### Given request
Change "adding circuitry" to "summing circuitry" in the lines starting at the one containing "Patent image size: (957, 1320)." and ending at the one containing "The buss 192 is at (188, 109).". Give back only those lines, with nothing else altered.

(Stored entries)
# # # # # # #

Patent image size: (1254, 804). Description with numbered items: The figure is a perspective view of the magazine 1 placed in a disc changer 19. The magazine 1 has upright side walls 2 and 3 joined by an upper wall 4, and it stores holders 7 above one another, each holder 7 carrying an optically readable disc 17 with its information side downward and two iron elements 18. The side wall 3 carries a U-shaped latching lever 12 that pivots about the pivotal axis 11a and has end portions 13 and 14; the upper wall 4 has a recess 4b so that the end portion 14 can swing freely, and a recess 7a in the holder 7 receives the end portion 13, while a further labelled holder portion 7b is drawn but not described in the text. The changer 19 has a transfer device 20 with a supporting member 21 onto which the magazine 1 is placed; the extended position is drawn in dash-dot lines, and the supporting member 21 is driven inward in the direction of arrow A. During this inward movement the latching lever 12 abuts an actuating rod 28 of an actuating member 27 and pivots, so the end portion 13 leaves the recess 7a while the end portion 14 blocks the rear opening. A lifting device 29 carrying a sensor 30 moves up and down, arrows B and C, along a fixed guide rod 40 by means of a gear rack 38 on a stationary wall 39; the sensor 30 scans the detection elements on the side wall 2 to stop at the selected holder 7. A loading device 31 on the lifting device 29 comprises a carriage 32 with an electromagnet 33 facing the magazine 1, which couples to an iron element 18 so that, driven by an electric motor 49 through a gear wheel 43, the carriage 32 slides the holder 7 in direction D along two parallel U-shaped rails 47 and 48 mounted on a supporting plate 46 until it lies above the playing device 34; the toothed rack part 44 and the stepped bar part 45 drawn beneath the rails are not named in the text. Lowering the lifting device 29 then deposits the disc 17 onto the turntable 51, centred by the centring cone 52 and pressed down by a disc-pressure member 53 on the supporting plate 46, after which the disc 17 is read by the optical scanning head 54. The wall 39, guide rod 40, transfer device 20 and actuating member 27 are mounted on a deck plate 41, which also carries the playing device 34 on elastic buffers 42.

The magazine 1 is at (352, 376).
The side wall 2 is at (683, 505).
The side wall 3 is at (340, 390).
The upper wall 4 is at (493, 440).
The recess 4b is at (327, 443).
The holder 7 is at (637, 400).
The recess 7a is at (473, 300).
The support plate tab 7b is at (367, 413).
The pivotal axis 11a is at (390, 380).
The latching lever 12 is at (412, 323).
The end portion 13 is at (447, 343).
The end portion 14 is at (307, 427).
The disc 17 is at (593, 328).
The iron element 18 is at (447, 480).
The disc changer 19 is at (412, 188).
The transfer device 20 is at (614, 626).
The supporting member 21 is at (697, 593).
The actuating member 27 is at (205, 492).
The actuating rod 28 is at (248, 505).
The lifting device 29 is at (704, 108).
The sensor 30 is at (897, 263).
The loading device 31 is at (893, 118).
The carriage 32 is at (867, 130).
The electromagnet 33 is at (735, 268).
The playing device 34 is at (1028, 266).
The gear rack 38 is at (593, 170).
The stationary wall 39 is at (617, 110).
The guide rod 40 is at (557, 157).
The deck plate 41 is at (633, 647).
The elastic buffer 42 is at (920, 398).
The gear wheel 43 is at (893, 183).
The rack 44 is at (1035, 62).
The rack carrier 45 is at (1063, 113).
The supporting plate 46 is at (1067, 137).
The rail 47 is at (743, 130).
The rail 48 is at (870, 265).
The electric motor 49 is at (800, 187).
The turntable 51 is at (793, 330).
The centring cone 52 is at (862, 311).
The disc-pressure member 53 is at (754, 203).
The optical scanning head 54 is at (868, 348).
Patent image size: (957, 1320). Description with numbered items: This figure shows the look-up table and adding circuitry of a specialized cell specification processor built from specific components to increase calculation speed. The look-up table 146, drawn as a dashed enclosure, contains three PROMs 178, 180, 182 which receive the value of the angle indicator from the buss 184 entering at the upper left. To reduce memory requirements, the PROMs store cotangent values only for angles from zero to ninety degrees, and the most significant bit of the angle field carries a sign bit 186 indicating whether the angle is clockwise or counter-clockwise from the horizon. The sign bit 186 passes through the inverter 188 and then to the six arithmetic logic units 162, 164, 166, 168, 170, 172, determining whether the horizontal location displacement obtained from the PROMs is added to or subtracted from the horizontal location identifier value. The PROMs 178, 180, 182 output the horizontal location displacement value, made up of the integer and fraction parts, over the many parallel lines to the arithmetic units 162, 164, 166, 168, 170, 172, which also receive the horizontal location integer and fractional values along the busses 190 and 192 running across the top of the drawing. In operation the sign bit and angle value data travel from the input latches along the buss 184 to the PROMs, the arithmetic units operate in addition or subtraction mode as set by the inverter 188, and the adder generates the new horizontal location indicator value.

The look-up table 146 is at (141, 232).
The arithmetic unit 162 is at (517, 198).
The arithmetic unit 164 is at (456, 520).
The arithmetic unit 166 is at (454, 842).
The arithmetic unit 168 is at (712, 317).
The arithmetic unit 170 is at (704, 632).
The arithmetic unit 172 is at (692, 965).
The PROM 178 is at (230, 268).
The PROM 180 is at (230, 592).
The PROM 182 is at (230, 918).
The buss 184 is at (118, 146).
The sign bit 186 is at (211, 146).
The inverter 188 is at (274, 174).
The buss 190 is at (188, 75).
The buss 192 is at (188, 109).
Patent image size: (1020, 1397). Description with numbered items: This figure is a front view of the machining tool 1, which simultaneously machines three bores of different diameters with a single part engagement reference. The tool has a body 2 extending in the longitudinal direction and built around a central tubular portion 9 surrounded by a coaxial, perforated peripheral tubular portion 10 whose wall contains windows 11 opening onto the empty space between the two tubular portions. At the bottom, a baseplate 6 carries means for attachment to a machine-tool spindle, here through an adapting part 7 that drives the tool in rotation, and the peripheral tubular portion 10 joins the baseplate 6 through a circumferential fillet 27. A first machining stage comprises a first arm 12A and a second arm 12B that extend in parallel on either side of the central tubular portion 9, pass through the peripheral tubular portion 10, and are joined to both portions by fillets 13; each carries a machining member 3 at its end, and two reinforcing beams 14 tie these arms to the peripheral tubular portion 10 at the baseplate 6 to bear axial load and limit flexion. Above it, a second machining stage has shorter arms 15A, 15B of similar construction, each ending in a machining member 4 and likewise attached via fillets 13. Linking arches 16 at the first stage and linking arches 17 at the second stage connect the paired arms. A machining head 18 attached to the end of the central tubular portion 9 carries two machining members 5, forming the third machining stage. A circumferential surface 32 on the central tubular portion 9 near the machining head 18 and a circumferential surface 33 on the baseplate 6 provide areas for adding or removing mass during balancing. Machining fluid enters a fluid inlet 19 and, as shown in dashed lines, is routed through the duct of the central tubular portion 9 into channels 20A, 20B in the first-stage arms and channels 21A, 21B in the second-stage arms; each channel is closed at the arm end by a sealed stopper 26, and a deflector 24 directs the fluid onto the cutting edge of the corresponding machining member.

# # # # # # #

### Exercise result
Patent image size: (957, 1320). Description with numbered items: This figure shows the look-up table and summing circuitry of a specialized cell specification processor built from specific components to increase calculation speed. The look-up table 146, drawn as a dashed enclosure, contains three PROMs 178, 180, 182 which receive the value of the angle indicator from the buss 184 entering at the upper left. To reduce memory requirements, the PROMs store cotangent values only for angles from zero to ninety degrees, and the most significant bit of the angle field carries a sign bit 186 indicating whether the angle is clockwise or counter-clockwise from the horizon. The sign bit 186 passes through the inverter 188 and then to the six arithmetic logic units 162, 164, 166, 168, 170, 172, determining whether the horizontal location displacement obtained from the PROMs is added to or subtracted from the horizontal location identifier value. The PROMs 178, 180, 182 output the horizontal location displacement value, made up of the integer and fraction parts, over the many parallel lines to the arithmetic units 162, 164, 166, 168, 170, 172, which also receive the horizontal location integer and fractional values along the busses 190 and 192 running across the top of the drawing. In operation the sign bit and angle value data travel from the input latches along the buss 184 to the PROMs, the arithmetic units operate in addition or subtraction mode as set by the inverter 188, and the adder generates the new horizontal location indicator value.

The look-up table 146 is at (141, 232).
The arithmetic unit 162 is at (517, 198).
The arithmetic unit 164 is at (456, 520).
The arithmetic unit 166 is at (454, 842).
The arithmetic unit 168 is at (712, 317).
The arithmetic unit 170 is at (704, 632).
The arithmetic unit 172 is at (692, 965).
The PROM 178 is at (230, 268).
The PROM 180 is at (230, 592).
The PROM 182 is at (230, 918).
The buss 184 is at (118, 146).
The sign bit 186 is at (211, 146).
The inverter 188 is at (274, 174).
The buss 190 is at (188, 75).
The buss 192 is at (188, 109).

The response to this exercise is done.